◆ What is asked ◆
In the entries, find all lines that hold the word "title" and copy them.

◆ Material for the task ◆
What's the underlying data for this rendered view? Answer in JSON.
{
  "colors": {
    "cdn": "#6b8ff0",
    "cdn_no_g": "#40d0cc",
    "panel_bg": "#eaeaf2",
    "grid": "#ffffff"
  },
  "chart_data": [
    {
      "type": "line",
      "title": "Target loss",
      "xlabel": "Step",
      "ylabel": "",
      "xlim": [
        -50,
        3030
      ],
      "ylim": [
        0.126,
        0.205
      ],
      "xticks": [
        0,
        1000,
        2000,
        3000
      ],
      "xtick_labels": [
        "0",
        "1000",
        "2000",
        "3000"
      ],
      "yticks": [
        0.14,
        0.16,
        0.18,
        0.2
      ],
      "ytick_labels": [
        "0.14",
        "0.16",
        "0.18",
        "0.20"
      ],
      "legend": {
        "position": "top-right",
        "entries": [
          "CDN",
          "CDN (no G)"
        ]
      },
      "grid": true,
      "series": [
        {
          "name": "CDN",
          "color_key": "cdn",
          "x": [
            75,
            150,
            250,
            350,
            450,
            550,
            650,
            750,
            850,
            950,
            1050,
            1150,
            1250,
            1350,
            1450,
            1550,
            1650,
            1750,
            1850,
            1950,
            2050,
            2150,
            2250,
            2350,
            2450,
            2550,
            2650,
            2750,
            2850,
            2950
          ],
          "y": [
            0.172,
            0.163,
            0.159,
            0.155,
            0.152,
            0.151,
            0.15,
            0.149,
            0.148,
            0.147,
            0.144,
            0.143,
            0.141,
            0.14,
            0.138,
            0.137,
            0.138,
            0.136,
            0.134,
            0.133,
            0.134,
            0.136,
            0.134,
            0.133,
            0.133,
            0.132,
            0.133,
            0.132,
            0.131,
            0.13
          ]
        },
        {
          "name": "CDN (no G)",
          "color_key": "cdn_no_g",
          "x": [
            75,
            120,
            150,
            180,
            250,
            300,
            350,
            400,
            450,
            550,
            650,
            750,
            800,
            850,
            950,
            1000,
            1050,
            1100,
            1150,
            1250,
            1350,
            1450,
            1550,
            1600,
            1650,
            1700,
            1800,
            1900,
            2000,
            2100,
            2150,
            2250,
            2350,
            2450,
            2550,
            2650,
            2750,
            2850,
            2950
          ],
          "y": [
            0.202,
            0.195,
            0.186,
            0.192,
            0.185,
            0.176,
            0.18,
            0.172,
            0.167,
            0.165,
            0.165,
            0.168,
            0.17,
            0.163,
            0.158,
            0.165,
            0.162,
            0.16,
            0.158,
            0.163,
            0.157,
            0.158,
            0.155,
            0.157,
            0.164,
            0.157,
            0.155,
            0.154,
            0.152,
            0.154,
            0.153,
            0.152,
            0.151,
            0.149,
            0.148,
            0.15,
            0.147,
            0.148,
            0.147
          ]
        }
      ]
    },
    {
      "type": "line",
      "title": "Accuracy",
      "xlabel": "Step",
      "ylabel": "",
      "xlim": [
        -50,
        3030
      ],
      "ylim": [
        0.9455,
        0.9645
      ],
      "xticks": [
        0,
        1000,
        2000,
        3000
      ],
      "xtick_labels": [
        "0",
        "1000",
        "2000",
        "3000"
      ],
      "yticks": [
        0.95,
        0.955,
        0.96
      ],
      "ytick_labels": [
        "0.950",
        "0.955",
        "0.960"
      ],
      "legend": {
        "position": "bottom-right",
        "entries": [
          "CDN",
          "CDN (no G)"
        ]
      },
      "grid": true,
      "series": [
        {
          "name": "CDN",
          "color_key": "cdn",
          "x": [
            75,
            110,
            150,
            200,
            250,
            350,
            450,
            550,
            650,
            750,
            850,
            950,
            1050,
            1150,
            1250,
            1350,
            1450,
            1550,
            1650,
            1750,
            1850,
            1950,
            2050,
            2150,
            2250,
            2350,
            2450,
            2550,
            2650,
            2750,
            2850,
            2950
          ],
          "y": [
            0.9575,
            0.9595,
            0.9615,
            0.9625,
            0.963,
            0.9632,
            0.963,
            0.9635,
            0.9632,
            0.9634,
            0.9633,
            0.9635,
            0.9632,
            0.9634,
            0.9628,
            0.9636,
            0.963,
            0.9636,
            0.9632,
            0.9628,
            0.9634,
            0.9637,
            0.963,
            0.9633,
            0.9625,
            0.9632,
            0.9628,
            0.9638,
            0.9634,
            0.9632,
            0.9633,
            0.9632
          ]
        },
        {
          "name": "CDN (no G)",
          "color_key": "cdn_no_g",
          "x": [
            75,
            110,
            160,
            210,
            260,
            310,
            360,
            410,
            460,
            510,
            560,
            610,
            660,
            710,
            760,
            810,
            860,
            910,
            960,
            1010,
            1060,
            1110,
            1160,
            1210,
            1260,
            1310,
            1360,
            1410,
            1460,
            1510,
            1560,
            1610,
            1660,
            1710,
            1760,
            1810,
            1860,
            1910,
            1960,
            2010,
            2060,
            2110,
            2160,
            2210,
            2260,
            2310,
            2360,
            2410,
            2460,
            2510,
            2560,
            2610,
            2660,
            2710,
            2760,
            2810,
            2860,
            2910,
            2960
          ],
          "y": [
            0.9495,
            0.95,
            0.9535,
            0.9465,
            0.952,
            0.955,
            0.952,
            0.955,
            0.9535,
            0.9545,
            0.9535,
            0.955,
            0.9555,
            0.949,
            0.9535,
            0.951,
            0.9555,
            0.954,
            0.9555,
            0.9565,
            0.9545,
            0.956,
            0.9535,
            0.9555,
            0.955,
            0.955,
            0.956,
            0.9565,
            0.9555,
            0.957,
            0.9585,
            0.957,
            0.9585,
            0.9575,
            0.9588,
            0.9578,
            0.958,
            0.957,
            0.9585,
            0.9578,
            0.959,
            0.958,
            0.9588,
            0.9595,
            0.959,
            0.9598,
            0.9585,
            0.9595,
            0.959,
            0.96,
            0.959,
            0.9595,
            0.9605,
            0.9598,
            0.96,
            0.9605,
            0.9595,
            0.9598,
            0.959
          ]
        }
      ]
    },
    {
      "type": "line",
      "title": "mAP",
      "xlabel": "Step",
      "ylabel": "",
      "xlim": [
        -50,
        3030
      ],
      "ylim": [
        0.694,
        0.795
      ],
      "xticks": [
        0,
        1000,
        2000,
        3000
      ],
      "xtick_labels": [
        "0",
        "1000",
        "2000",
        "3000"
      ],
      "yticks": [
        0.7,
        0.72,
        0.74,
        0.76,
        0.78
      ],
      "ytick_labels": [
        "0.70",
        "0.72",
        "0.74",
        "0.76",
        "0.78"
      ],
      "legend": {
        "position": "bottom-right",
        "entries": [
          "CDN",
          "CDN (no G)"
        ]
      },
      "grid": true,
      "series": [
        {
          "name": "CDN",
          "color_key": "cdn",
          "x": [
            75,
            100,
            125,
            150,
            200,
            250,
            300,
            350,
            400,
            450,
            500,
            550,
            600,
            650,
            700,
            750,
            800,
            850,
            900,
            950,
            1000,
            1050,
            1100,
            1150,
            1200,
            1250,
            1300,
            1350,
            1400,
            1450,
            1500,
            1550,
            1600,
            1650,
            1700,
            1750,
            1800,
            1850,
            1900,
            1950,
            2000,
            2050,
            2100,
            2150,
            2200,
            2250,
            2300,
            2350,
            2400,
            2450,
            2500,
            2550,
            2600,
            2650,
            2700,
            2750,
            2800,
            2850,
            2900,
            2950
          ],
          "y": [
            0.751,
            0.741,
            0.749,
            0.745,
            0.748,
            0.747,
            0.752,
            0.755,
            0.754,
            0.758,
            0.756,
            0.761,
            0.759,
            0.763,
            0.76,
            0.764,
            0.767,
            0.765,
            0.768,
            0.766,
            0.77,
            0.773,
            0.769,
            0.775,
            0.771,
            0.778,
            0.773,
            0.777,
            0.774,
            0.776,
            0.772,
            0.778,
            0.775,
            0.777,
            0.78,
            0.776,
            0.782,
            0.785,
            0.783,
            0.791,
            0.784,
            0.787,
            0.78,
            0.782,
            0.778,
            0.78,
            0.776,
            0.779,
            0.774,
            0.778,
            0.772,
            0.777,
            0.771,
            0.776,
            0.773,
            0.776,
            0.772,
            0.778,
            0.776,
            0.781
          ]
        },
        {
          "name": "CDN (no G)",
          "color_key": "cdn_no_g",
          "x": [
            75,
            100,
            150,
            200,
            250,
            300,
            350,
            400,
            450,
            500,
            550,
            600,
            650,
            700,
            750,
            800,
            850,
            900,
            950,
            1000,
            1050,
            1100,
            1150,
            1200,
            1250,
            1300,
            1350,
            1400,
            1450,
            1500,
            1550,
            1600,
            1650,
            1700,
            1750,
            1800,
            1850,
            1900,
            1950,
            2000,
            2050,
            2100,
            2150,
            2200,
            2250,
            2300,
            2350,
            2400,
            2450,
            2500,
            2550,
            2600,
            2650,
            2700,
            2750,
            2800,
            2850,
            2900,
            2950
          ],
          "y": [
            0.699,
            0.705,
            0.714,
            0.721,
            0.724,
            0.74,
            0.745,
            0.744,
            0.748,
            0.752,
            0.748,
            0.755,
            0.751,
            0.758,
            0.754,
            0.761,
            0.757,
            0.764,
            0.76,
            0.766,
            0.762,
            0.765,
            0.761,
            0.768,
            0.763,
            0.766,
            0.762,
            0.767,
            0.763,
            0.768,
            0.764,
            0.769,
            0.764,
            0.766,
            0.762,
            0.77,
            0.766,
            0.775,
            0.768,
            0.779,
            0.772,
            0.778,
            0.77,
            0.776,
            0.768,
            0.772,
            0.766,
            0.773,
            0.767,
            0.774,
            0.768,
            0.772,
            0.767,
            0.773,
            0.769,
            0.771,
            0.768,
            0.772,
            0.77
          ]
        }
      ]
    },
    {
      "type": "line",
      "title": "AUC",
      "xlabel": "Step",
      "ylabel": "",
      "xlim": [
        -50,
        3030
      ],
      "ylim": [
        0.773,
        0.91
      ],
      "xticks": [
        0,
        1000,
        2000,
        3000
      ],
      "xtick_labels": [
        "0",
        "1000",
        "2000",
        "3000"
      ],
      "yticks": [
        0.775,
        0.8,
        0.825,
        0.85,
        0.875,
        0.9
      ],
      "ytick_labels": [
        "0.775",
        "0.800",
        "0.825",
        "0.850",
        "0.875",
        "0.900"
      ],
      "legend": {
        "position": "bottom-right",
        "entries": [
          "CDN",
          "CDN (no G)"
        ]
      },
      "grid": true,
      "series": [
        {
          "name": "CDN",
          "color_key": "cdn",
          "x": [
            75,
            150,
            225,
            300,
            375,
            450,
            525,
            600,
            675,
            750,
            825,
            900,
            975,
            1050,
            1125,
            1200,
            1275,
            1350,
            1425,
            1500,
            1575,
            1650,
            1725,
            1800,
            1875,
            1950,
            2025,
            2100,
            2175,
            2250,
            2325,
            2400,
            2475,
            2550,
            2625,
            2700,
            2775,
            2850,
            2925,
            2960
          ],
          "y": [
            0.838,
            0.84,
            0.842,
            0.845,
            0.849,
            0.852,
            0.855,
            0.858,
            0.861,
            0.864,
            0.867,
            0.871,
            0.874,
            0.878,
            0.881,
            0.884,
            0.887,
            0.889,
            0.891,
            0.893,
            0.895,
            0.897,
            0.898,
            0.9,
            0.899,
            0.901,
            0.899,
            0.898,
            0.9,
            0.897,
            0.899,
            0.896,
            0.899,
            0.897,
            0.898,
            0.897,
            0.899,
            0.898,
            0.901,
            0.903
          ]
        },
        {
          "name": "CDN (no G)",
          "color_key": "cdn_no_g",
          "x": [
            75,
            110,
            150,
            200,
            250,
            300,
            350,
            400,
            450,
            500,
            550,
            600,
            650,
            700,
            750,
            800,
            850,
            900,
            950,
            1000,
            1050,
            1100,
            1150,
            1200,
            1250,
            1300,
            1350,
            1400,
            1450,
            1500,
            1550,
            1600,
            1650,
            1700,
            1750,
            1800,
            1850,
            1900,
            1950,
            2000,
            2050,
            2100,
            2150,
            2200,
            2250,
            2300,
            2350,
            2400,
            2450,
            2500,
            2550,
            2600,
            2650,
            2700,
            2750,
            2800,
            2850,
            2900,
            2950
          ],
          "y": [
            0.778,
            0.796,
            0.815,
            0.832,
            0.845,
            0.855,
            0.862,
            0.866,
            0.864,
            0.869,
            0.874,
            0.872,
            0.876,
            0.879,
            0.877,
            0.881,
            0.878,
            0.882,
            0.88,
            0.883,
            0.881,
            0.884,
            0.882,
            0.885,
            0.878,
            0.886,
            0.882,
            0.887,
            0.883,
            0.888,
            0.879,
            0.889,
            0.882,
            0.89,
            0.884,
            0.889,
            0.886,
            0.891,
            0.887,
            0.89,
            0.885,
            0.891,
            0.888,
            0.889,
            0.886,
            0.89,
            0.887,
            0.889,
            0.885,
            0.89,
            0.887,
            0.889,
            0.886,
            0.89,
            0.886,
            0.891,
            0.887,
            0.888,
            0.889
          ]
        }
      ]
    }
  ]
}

◆ Written solution ◆
      "title": "Target loss",
      "title": "Accuracy",
      "title": "mAP",
      "title": "AUC",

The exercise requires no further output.